■ Task goal ■
In your copy, include every line of the listing below exactly but none of the pictures.

## START Records to process

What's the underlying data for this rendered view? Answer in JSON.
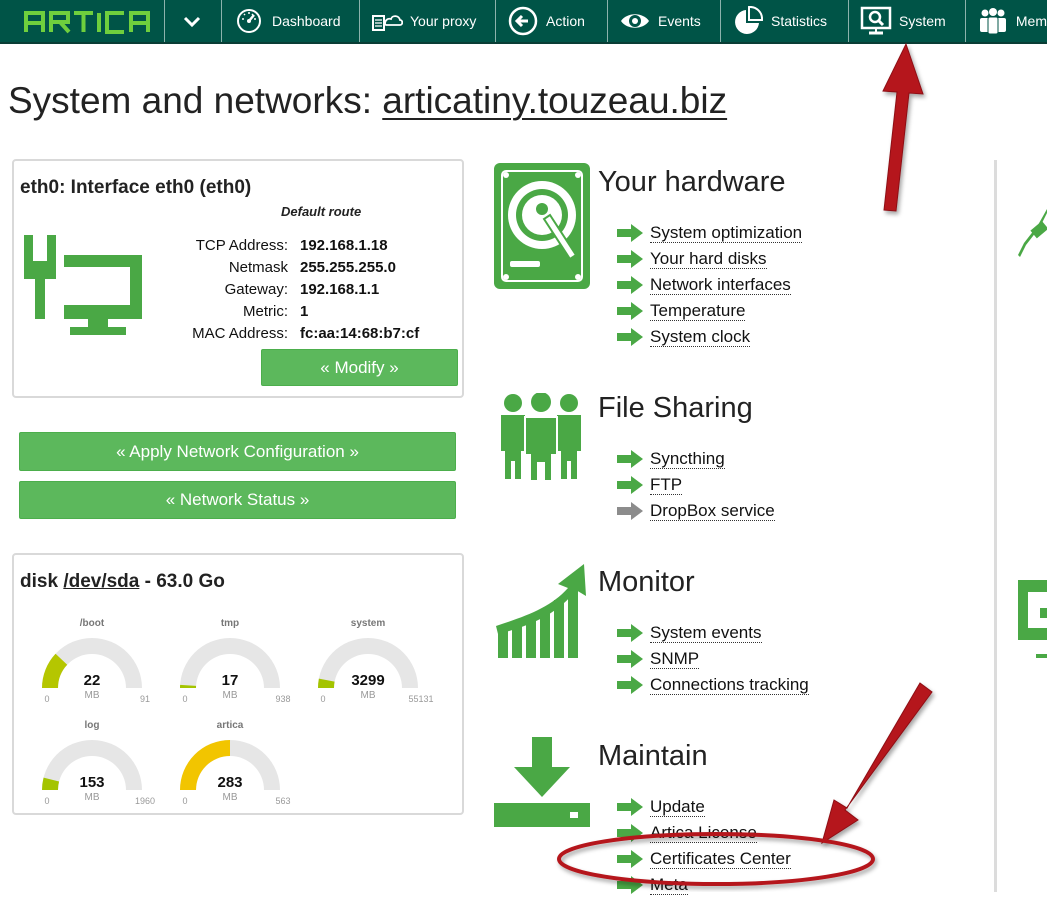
{
  "app": {
    "logo_text": "ARTICA"
  },
  "nav": {
    "items": [
      {
        "label": "Dashboard",
        "icon": "dashboard-gauge-icon"
      },
      {
        "label": "Your proxy",
        "icon": "proxy-server-icon"
      },
      {
        "label": "Action",
        "icon": "action-arrow-icon"
      },
      {
        "label": "Events",
        "icon": "eye-icon"
      },
      {
        "label": "Statistics",
        "icon": "pie-chart-icon"
      },
      {
        "label": "System",
        "icon": "system-monitor-icon"
      },
      {
        "label": "Mem",
        "icon": "members-icon"
      }
    ]
  },
  "page": {
    "title_prefix": "System and networks: ",
    "hostname": "articatiny.touzeau.biz"
  },
  "interface": {
    "title": "eth0: Interface eth0 (eth0)",
    "default_route": "Default route",
    "rows": [
      {
        "label": "TCP Address:",
        "value": "192.168.1.18"
      },
      {
        "label": "Netmask",
        "value": "255.255.255.0"
      },
      {
        "label": "Gateway:",
        "value": "192.168.1.1"
      },
      {
        "label": "Metric:",
        "value": "1"
      },
      {
        "label": "MAC Address:",
        "value": "fc:aa:14:68:b7:cf"
      }
    ],
    "modify_label": "« Modify »"
  },
  "actions": {
    "apply_label": "« Apply Network Configuration »",
    "status_label": "« Network Status »"
  },
  "disk": {
    "title_prefix": "disk ",
    "device": "/dev/sda",
    "title_suffix": " - 63.0 Go",
    "gauges": [
      {
        "name": "/boot",
        "value": "22",
        "unit": "MB",
        "min": "0",
        "max": "91",
        "fraction": 0.24,
        "color": "#b5c600"
      },
      {
        "name": "tmp",
        "value": "17",
        "unit": "MB",
        "min": "0",
        "max": "938",
        "fraction": 0.02,
        "color": "#a4c400"
      },
      {
        "name": "system",
        "value": "3299",
        "unit": "MB",
        "min": "0",
        "max": "55131",
        "fraction": 0.06,
        "color": "#a4c400"
      },
      {
        "name": "log",
        "value": "153",
        "unit": "MB",
        "min": "0",
        "max": "1960",
        "fraction": 0.08,
        "color": "#a4c400"
      },
      {
        "name": "artica",
        "value": "283",
        "unit": "MB",
        "min": "0",
        "max": "563",
        "fraction": 0.5,
        "color": "#f2c500"
      }
    ]
  },
  "sections": {
    "hardware": {
      "title": "Your hardware",
      "links": [
        "System optimization",
        "Your hard disks",
        "Network interfaces",
        "Temperature",
        "System clock"
      ]
    },
    "sharing": {
      "title": "File Sharing",
      "links": [
        "Syncthing",
        "FTP",
        "DropBox service"
      ]
    },
    "monitor": {
      "title": "Monitor",
      "links": [
        "System events",
        "SNMP",
        "Connections tracking"
      ]
    },
    "maintain": {
      "title": "Maintain",
      "links": [
        "Update",
        "Artica License",
        "Certificates Center",
        "Meta"
      ]
    }
  },
  "colors": {
    "nav_bg": "#005447",
    "accent_green": "#4aa845",
    "button_green": "#5cb85c",
    "annotation_red": "#b5161b",
    "disabled_arrow": "#8c8c8c"
  }
}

## END Records to process

■ Output below ■
What's the underlying data for this rendered view? Answer in JSON.
{
  "app": {
    "logo_text": "ARTICA"
  },
  "nav": {
    "items": [
      {
        "label": "Dashboard",
        "icon": "dashboard-gauge-icon"
      },
      {
        "label": "Your proxy",
        "icon": "proxy-server-icon"
      },
      {
        "label": "Action",
        "icon": "action-arrow-icon"
      },
      {
        "label": "Events",
        "icon": "eye-icon"
      },
      {
        "label": "Statistics",
        "icon": "pie-chart-icon"
      },
      {
        "label": "System",
        "icon": "system-monitor-icon"
      },
      {
        "label": "Mem",
        "icon": "members-icon"
      }
    ]
  },
  "page": {
    "title_prefix": "System and networks: ",
    "hostname": "articatiny.touzeau.biz"
  },
  "interface": {
    "title": "eth0: Interface eth0 (eth0)",
    "default_route": "Default route",
    "rows": [
      {
        "label": "TCP Address:",
        "value": "192.168.1.18"
      },
      {
        "label": "Netmask",
        "value": "255.255.255.0"
      },
      {
        "label": "Gateway:",
        "value": "192.168.1.1"
      },
      {
        "label": "Metric:",
        "value": "1"
      },
      {
        "label": "MAC Address:",
        "value": "fc:aa:14:68:b7:cf"
      }
    ],
    "modify_label": "« Modify »"
  },
  "actions": {
    "apply_label": "« Apply Network Configuration »",
    "status_label": "« Network Status »"
  },
  "disk": {
    "title_prefix": "disk ",
    "device": "/dev/sda",
    "title_suffix": " - 63.0 Go",
    "gauges": [
      {
        "name": "/boot",
        "value": "22",
        "unit": "MB",
        "min": "0",
        "max": "91",
        "fraction": 0.24,
        "color": "#b5c600"
      },
      {
        "name": "tmp",
        "value": "17",
        "unit": "MB",
        "min": "0",
        "max": "938",
        "fraction": 0.02,
        "color": "#a4c400"
      },
      {
        "name": "system",
        "value": "3299",
        "unit": "MB",
        "min": "0",
        "max": "55131",
        "fraction": 0.06,
        "color": "#a4c400"
      },
      {
        "name": "log",
        "value": "153",
        "unit": "MB",
        "min": "0",
        "max": "1960",
        "fraction": 0.08,
        "color": "#a4c400"
      },
      {
        "name": "artica",
        "value": "283",
        "unit": "MB",
        "min": "0",
        "max": "563",
        "fraction": 0.5,
        "color": "#f2c500"
      }
    ]
  },
  "sections": {
    "hardware": {
      "title": "Your hardware",
      "links": [
        "System optimization",
        "Your hard disks",
        "Network interfaces",
        "Temperature",
        "System clock"
      ]
    },
    "sharing": {
      "title": "File Sharing",
      "links": [
        "Syncthing",
        "FTP",
        "DropBox service"
      ]
    },
    "monitor": {
      "title": "Monitor",
      "links": [
        "System events",
        "SNMP",
        "Connections tracking"
      ]
    },
    "maintain": {
      "title": "Maintain",
      "links": [
        "Update",
        "Artica License",
        "Certificates Center",
        "Meta"
      ]
    }
  },
  "colors": {
    "nav_bg": "#005447",
    "accent_green": "#4aa845",
    "button_green": "#5cb85c",
    "annotation_red": "#b5161b",
    "disabled_arrow": "#8c8c8c"
  }
}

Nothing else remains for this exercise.